**What the task requires**
Output every record word for word.

------ Provided material

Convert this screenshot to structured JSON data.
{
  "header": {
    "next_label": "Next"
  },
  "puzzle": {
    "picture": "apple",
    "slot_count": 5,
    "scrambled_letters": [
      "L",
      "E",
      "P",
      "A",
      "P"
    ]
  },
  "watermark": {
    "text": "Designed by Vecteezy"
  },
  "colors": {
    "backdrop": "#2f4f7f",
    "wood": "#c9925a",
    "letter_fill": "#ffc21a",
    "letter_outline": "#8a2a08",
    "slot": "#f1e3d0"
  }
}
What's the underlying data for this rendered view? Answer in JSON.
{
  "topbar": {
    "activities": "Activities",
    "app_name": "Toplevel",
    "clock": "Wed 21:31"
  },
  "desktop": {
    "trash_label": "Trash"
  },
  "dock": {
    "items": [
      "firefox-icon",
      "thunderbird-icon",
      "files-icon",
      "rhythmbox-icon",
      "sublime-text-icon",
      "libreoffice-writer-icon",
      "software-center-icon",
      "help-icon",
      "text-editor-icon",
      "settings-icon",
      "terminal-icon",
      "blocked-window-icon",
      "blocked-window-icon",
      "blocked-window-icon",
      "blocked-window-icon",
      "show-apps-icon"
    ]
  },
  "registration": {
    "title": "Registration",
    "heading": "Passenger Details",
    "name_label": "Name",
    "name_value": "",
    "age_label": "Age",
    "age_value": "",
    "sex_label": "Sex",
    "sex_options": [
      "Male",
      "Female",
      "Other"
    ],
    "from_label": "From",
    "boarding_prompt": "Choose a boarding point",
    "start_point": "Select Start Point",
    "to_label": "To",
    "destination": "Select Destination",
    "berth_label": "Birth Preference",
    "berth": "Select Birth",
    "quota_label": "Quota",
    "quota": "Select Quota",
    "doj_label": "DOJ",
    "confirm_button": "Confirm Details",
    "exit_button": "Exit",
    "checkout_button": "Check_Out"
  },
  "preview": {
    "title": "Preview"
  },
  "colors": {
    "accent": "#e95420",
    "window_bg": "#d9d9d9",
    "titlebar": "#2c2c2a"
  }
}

------------

**The solution**
Convert this screenshot to structured JSON data.
{
  "header": {
    "next_label": "Next"
  },
  "puzzle": {
    "picture": "apple",
    "slot_count": 5,
    "scrambled_letters": [
      "L",
      "E",
      "P",
      "A",
      "P"
    ]
  },
  "watermark": {
    "text": "Designed by Vecteezy"
  },
  "colors": {
    "backdrop": "#2f4f7f",
    "wood": "#c9925a",
    "letter_fill": "#ffc21a",
    "letter_outline": "#8a2a08",
    "slot": "#f1e3d0"
  }
}
What's the underlying data for this rendered view? Answer in JSON.
{
  "topbar": {
    "activities": "Activities",
    "app_name": "Toplevel",
    "clock": "Wed 21:31"
  },
  "desktop": {
    "trash_label": "Trash"
  },
  "dock": {
    "items": [
      "firefox-icon",
      "thunderbird-icon",
      "files-icon",
      "rhythmbox-icon",
      "sublime-text-icon",
      "libreoffice-writer-icon",
      "software-center-icon",
      "help-icon",
      "text-editor-icon",
      "settings-icon",
      "terminal-icon",
      "blocked-window-icon",
      "blocked-window-icon",
      "blocked-window-icon",
      "blocked-window-icon",
      "show-apps-icon"
    ]
  },
  "registration": {
    "title": "Registration",
    "heading": "Passenger Details",
    "name_label": "Name",
    "name_value": "",
    "age_label": "Age",
    "age_value": "",
    "sex_label": "Sex",
    "sex_options": [
      "Male",
      "Female",
      "Other"
    ],
    "from_label": "From",
    "boarding_prompt": "Choose a boarding point",
    "start_point": "Select Start Point",
    "to_label": "To",
    "destination": "Select Destination",
    "berth_label": "Birth Preference",
    "berth": "Select Birth",
    "quota_label": "Quota",
    "quota": "Select Quota",
    "doj_label": "DOJ",
    "confirm_button": "Confirm Details",
    "exit_button": "Exit",
    "checkout_button": "Check_Out"
  },
  "preview": {
    "title": "Preview"
  },
  "colors": {
    "accent": "#e95420",
    "window_bg": "#d9d9d9",
    "titlebar": "#2c2c2a"
  }
}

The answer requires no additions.